Quote, verbatim, all material below, without pictures.

····················

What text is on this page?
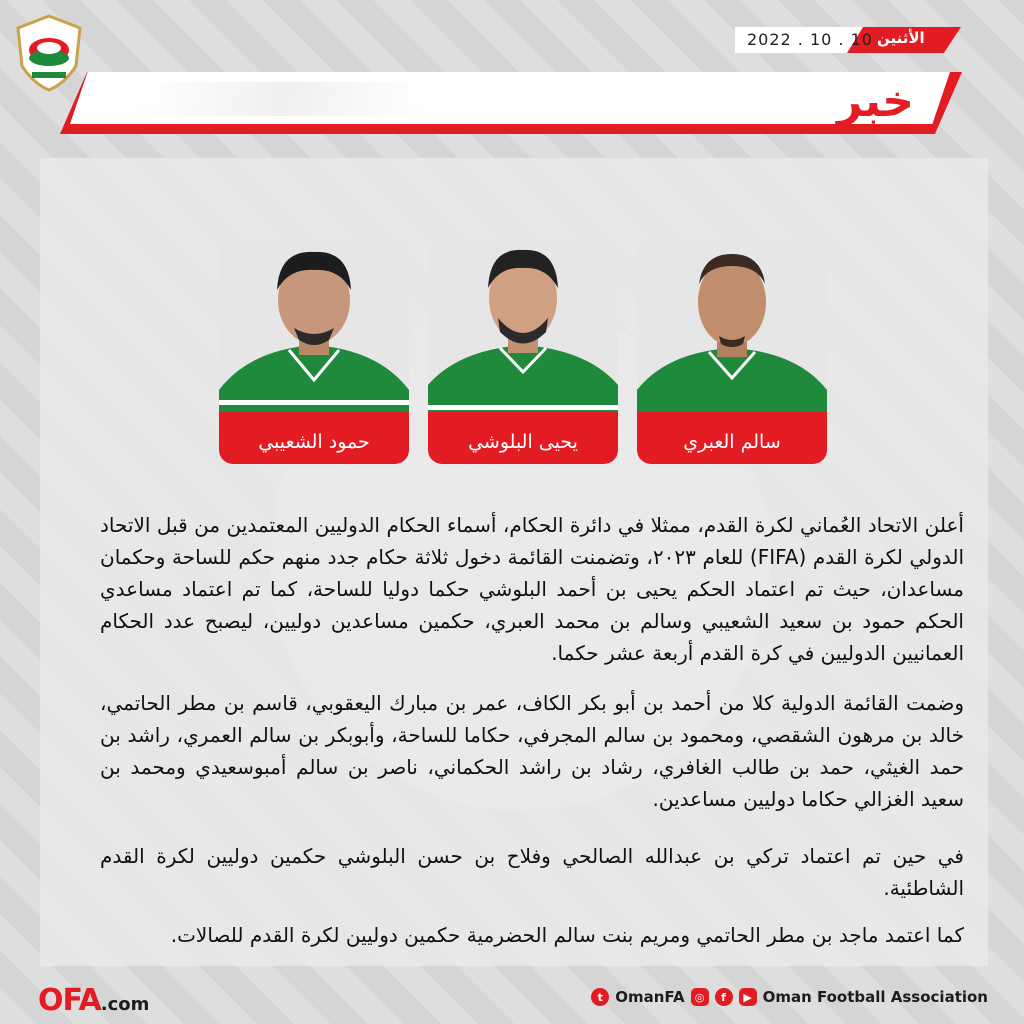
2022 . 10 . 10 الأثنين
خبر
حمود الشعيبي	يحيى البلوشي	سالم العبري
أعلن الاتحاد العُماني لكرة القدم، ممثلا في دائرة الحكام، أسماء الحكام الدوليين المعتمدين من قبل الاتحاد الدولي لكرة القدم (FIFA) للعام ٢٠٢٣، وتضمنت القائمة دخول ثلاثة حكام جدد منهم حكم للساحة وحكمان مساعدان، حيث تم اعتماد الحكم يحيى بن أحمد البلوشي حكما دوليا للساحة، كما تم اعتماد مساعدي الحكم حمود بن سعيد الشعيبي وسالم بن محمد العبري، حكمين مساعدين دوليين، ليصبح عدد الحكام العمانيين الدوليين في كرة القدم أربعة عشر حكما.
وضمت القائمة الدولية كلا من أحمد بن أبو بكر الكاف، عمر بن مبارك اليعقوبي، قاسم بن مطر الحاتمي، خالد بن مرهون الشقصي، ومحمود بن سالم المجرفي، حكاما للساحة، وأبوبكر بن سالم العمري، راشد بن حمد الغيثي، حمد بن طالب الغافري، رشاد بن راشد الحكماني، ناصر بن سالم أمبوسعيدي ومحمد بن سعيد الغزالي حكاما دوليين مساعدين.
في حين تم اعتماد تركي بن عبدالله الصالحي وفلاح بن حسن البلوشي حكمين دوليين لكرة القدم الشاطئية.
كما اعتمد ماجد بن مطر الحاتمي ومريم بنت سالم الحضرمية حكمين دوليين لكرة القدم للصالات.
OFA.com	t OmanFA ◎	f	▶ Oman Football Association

····················

■ **Response to the task**:
What text is on this page?
2022 . 10 . 10 الأثنين
خبر
حمود الشعيبي	يحيى البلوشي	سالم العبري
أعلن الاتحاد العُماني لكرة القدم، ممثلا في دائرة الحكام، أسماء الحكام الدوليين المعتمدين من قبل الاتحاد الدولي لكرة القدم (FIFA) للعام ٢٠٢٣، وتضمنت القائمة دخول ثلاثة حكام جدد منهم حكم للساحة وحكمان مساعدان، حيث تم اعتماد الحكم يحيى بن أحمد البلوشي حكما دوليا للساحة، كما تم اعتماد مساعدي الحكم حمود بن سعيد الشعيبي وسالم بن محمد العبري، حكمين مساعدين دوليين، ليصبح عدد الحكام العمانيين الدوليين في كرة القدم أربعة عشر حكما.
وضمت القائمة الدولية كلا من أحمد بن أبو بكر الكاف، عمر بن مبارك اليعقوبي، قاسم بن مطر الحاتمي، خالد بن مرهون الشقصي، ومحمود بن سالم المجرفي، حكاما للساحة، وأبوبكر بن سالم العمري، راشد بن حمد الغيثي، حمد بن طالب الغافري، رشاد بن راشد الحكماني، ناصر بن سالم أمبوسعيدي ومحمد بن سعيد الغزالي حكاما دوليين مساعدين.
في حين تم اعتماد تركي بن عبدالله الصالحي وفلاح بن حسن البلوشي حكمين دوليين لكرة القدم الشاطئية.
كما اعتمد ماجد بن مطر الحاتمي ومريم بنت سالم الحضرمية حكمين دوليين لكرة القدم للصالات.
OFA.com	t OmanFA ◎	f	▶ Oman Football Association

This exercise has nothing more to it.